## Given passage

I would rather have rude and nasty people here. Like you said, I can just skip their posts. I want to have all personalities here. I do not like censorship, especially on an activism board. I will always try to be polite. I know I am not perfect and in the years I have posted here I have had times when I needed to make apologies or edit posts. I like a little spice!!! It's all a learning experience. I like to hear what mommies are REALLY thinking.....


----------



## mountain mom (Nov 6, 2003)

I have been the recipiant of a nasty posting by a member that completely misread my post and reacting very poorly. I did my best to politely reinform her of the meaning of the post but she did not respond. My post was actually about herbs and herbalist and she felt the need to 'attack' my views. I felt sad for her because she obvoiusly was and maybe still is using this forum to vent aggression. I think if you have a forum with so many members and ideas and beliefs it is only logical that some people with not be able to controll their emotions, especially with such topics as discussed in this thread. Does that make it right? No, but those of us who can see past the aggression to the real issue and lead by example. Calmly inform and persistently reinform


----------



## Greaseball (Feb 1, 2002)

I think the "support only" threads are started by people who often receive very little support - not just by people who want all the posters to agree with her.

"Support of single mothers" is different than "support for buying a new car" IMO.


----------



## BeeandOwlsMum (Jul 11, 2002)

Hmmm...well. I think that in the case of the situation that has happened recently, there needs to be some way for a poster to post a thread that contains information about a rally, or other event that they want to get the word out for, without getting "comments" about the validity of that event.

I don't know if there needs to be an "information only" designation, or something like that, but I do feel that in Activism, it is fair that something that someone feels is actionable can be posted without having to wade through contradictory posts. Make sense? (that was a really long sentence!) And that is for both sides of the fence on whatever issue.

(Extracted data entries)

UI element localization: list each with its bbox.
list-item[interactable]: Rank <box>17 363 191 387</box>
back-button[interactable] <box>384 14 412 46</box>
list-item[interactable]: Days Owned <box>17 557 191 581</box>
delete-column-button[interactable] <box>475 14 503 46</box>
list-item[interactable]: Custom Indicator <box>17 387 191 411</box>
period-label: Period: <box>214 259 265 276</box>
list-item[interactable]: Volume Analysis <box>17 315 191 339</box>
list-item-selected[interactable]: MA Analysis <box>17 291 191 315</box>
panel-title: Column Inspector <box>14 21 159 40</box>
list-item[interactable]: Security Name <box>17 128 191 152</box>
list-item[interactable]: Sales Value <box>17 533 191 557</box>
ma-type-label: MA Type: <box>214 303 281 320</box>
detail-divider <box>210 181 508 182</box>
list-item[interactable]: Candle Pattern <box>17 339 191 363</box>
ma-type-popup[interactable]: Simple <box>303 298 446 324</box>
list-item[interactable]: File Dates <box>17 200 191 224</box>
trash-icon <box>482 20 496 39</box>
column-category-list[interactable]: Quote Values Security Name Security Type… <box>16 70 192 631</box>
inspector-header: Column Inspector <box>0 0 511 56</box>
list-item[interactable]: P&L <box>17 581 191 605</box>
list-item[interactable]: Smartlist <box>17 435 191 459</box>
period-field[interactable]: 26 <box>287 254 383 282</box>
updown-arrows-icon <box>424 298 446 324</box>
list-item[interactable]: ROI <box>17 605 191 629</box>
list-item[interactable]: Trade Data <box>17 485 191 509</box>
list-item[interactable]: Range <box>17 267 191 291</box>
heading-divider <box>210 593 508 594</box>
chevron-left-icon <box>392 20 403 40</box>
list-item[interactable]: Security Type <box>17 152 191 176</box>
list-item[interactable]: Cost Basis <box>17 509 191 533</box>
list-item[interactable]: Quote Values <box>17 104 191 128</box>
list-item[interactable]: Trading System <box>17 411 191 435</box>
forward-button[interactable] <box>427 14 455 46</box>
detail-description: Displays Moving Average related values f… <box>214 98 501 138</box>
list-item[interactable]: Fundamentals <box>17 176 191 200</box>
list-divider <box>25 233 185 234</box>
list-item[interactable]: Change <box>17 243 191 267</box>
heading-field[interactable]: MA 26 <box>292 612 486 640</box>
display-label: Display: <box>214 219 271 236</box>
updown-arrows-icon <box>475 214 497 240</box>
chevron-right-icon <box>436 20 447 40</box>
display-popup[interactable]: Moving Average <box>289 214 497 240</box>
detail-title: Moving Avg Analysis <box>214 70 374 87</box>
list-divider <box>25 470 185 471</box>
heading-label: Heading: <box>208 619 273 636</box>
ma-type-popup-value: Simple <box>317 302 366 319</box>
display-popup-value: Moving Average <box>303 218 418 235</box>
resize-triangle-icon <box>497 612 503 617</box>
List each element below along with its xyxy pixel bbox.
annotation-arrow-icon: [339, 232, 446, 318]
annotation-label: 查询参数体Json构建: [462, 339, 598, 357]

## Task instructions
1) Reproduce the extracted data entries word for word, starting at their first line and ending with the line that contains "inspector-header: Column Inspector", with both of those lines included.
2) Continue the forum discussion about how people post and respond on the activism board, starting after its last sentence.

## Task responses
1)
UI element localization: list each with its bbox.
list-item[interactable]: Rank <box>17 363 191 387</box>
back-button[interactable] <box>384 14 412 46</box>
list-item[interactable]: Days Owned <box>17 557 191 581</box>
delete-column-button[interactable] <box>475 14 503 46</box>
list-item[interactable]: Custom Indicator <box>17 387 191 411</box>
period-label: Period: <box>214 259 265 276</box>
list-item[interactable]: Volume Analysis <box>17 315 191 339</box>
list-item-selected[interactable]: MA Analysis <box>17 291 191 315</box>
panel-title: Column Inspector <box>14 21 159 40</box>
list-item[interactable]: Security Name <box>17 128 191 152</box>
list-item[interactable]: Sales Value <box>17 533 191 557</box>
ma-type-label: MA Type: <box>214 303 281 320</box>
detail-divider <box>210 181 508 182</box>
list-item[interactable]: Candle Pattern <box>17 339 191 363</box>
ma-type-popup[interactable]: Simple <box>303 298 446 324</box>
list-item[interactable]: File Dates <box>17 200 191 224</box>
trash-icon <box>482 20 496 39</box>
column-category-list[interactable]: Quote Values Security Name Security Type… <box>16 70 192 631</box>
inspector-header: Column Inspector <box>0 0 511 56</box>

2)
----------



## anothermama (Nov 11, 2003)

Quote:

_Originally posted by AdinaL_
*Hmmm...well. I think that in the case of the situation that has happened recently, there needs to be some way for a poster to post a thread that contains information about a rally, or other event that they want to get the word out for, without getting "comments" about the validity of that event.

I don't know if there needs to be an "information only" designation, or something like that, but I do feel that in Activism, it is fair that something that someone feels is actionable can be posted without having to wade through contradictory posts. Make sense? (that was a really long sentence!) And that is for both sides of the fence on whatever issue.*
Excellent points.

Here's my question...
How much "common sense" do we get to expect out of the community?

I mean, it was clear that in the recent example, some ladies were purposefully being snarky. Some weren't. (I only use that example because it's out there right now...no offence meant to anyone).

I agree with you that someone who posts something thats clearly an info or support post shouldn't HAVE to designate that and they shouldn't have to deal with purposefully contridictory comments....but how do you regulate that? Some people just cant hold their tounge or calm down enough to use better judgement, you know?







:


----------



## MaryKate (Dec 6, 2003)

anothermama-


----------



## BeeandOwlsMum (Jul 11, 2002)

The thing I have learned is when feelings run high about a given subject, be it abortion, the war, Bush, breastfeeding, spanking or whatever, common sense flies out the window.

We all have strong views, or we wouldn't be here. And the more personal those views are, the more we are willing to tell someone they are wrong.

So should we expect common sense to not post on an info thread? No. Would it be nice? yes.

So a middle ground is a way to designate those threads as info or support only so it makes those people who are very caught up in their views and passionate about them, pause and think about posting there.

Anyway...






















My take on it.


----------



## kama'aina mama (Nov 19, 2001)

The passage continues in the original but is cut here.